What the exercise asks:
Return every line below in which "disable" appears.

***** Provided data

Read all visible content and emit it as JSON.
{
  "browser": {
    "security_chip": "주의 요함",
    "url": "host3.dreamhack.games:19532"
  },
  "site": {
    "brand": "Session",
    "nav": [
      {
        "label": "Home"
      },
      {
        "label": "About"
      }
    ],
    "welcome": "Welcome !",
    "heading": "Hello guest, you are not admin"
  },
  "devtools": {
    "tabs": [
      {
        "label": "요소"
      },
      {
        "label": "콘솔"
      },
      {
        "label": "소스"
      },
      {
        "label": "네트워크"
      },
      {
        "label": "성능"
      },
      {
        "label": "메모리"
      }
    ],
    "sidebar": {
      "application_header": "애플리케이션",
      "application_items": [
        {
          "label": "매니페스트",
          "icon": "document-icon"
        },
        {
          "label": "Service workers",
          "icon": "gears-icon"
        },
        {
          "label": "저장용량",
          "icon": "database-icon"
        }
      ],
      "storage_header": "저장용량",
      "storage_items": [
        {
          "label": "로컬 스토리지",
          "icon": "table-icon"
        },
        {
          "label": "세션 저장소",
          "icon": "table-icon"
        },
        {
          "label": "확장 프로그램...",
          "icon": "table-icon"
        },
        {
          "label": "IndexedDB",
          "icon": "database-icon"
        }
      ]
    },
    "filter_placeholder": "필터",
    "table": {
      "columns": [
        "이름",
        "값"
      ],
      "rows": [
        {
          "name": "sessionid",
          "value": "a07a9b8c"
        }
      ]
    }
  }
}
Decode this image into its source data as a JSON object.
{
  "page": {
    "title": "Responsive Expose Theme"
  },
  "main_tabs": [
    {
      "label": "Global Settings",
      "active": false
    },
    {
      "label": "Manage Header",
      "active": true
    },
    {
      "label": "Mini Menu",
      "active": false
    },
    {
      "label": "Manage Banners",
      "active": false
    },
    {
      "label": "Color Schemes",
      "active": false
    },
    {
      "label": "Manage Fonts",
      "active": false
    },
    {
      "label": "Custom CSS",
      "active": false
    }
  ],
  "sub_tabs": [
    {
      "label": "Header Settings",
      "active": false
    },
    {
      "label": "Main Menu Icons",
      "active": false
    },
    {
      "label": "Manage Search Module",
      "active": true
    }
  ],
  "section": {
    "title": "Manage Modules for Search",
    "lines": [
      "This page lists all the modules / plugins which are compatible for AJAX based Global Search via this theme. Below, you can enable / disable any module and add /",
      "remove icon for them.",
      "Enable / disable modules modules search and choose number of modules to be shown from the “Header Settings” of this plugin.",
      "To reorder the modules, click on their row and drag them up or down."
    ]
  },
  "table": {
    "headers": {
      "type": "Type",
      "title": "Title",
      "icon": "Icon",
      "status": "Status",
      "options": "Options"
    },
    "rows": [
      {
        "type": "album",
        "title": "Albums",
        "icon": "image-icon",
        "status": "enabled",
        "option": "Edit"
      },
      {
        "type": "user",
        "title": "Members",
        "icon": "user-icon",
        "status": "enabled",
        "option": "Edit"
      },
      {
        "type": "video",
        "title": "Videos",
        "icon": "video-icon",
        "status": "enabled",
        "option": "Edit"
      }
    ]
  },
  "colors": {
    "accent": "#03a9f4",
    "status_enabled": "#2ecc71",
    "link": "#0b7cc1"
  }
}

**********

Task solution:
      "This page lists all the modules / plugins which are compatible for AJAX based Global Search via this theme. Below, you can enable / disable any module and add /",
      "Enable / disable modules modules search and choose number of modules to be shown from the “Header Settings” of this plugin.",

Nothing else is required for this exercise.